Stored rows ▸
>> BEGIN

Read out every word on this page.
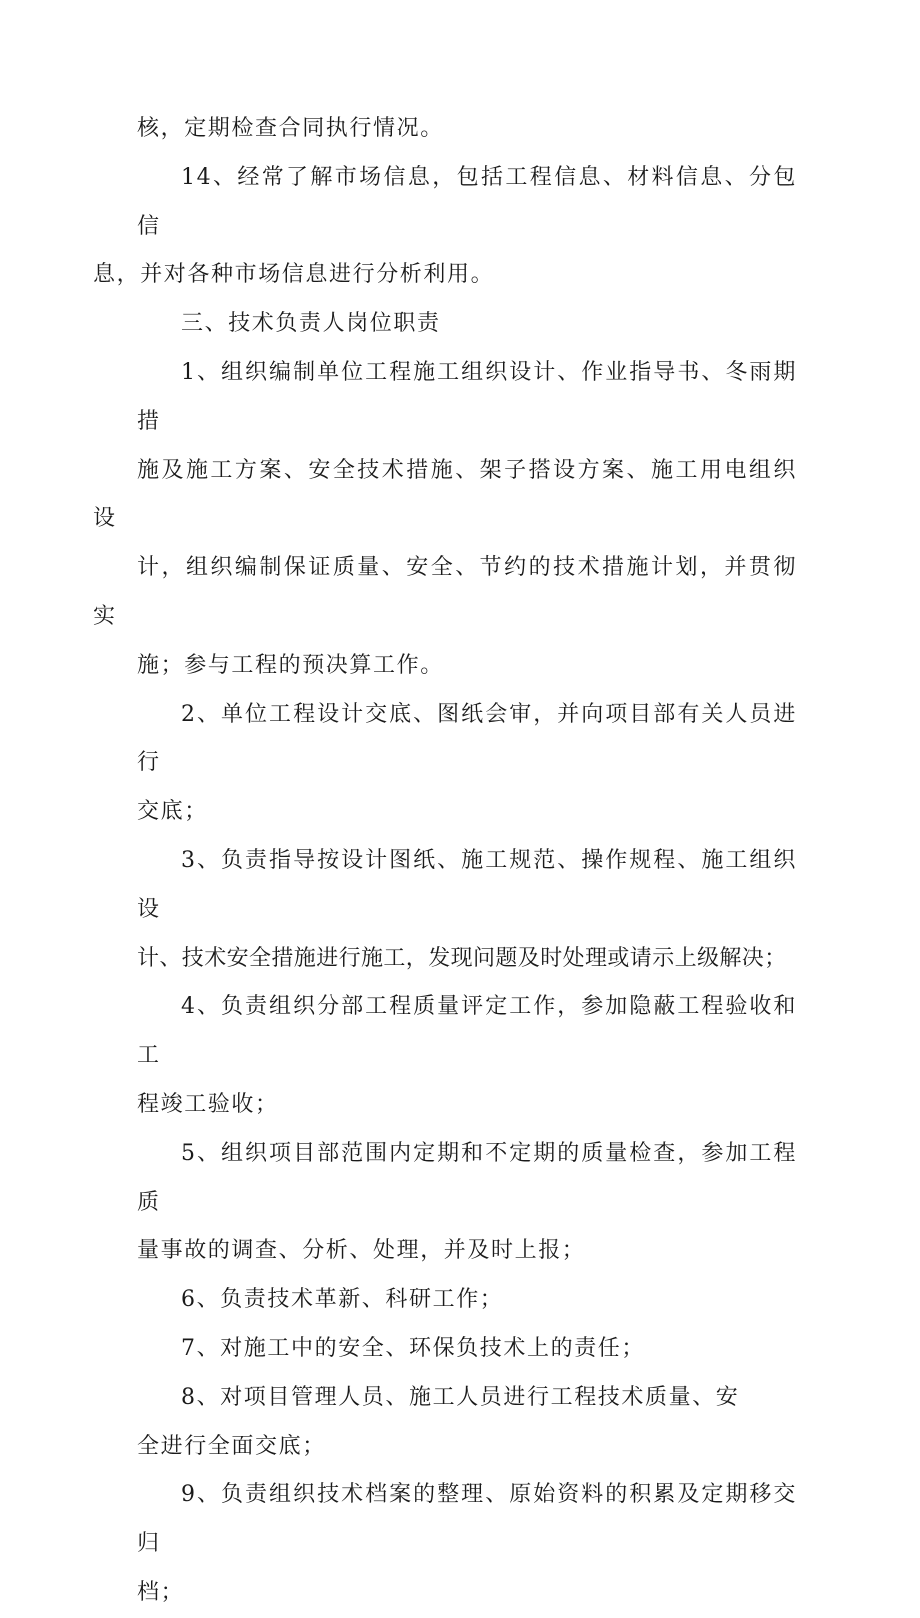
核，定期检查合同执行情况。

14、经常了解市场信息，包括工程信息、材料信息、分包信
息，并对各种市场信息进行分析利用。

三、技术负责人岗位职责

1、组织编制单位工程施工组织设计、作业指导书、冬雨期措
施及施工方案、安全技术措施、架子搭设方案、施工用电组织设
计，组织编制保证质量、安全、节约的技术措施计划，并贯彻实
施；参与工程的预决算工作。

2、单位工程设计交底、图纸会审，并向项目部有关人员进行
交底；

3、负责指导按设计图纸、施工规范、操作规程、施工组织设
计、技术安全措施进行施工，发现问题及时处理或请示上级解决；

4、负责组织分部工程质量评定工作，参加隐蔽工程验收和工
程竣工验收；

5、组织项目部范围内定期和不定期的质量检查，参加工程质
量事故的调查、分析、处理，并及时上报；

6、负责技术革新、科研工作；

7、对施工中的安全、环保负技术上的责任；

8、对项目管理人员、施工人员进行工程技术质量、安
全进行全面交底；

9、负责组织技术档案的整理、原始资料的积累及定期移交归
档；
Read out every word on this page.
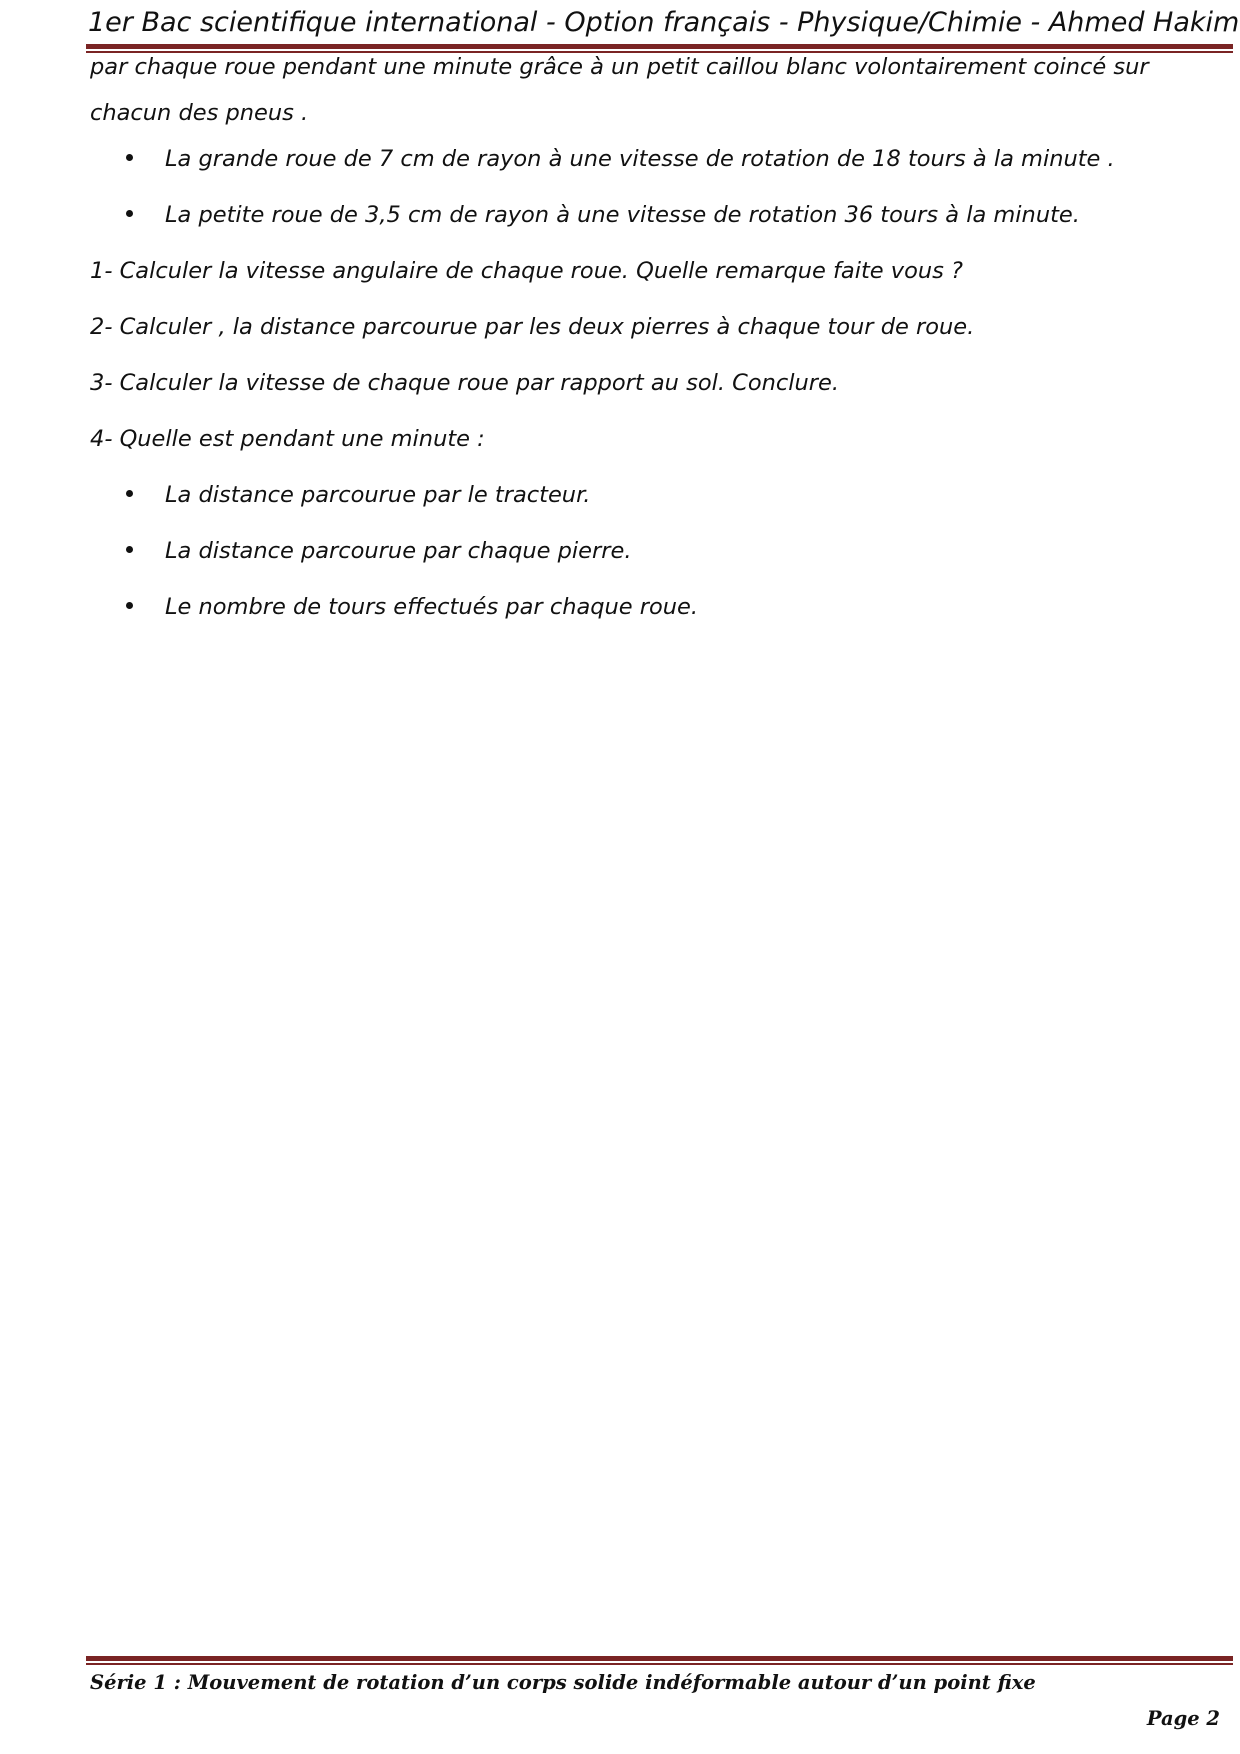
1er Bac scientifique international - Option français - Physique/Chimie - Ahmed Hakim
par chaque roue pendant une minute grâce à un petit caillou blanc volontairement coincé sur
chacun des pneus .
La grande roue de 7 cm de rayon à une vitesse de rotation de 18 tours à la minute .
La petite roue de 3,5 cm de rayon à une vitesse de rotation 36 tours à la minute.
1- Calculer la vitesse angulaire de chaque roue. Quelle remarque faite vous ?
2- Calculer , la distance parcourue par les deux pierres à chaque tour de roue.
3- Calculer la vitesse de chaque roue par rapport au sol. Conclure.
4- Quelle est pendant une minute :
La distance parcourue par le tracteur.
La distance parcourue par chaque pierre.
Le nombre de tours effectués par chaque roue.
Série 1 : Mouvement de rotation d’un corps solide indéformable autour d’un point fixe
Page 2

>> END

Prompt ▸ Copy out each line of the material that holds the word "tours".

Complete answer ▸
La grande roue de 7 cm de rayon à une vitesse de rotation de 18 tours à la minute .
La petite roue de 3,5 cm de rayon à une vitesse de rotation 36 tours à la minute.
Le nombre de tours effectués par chaque roue.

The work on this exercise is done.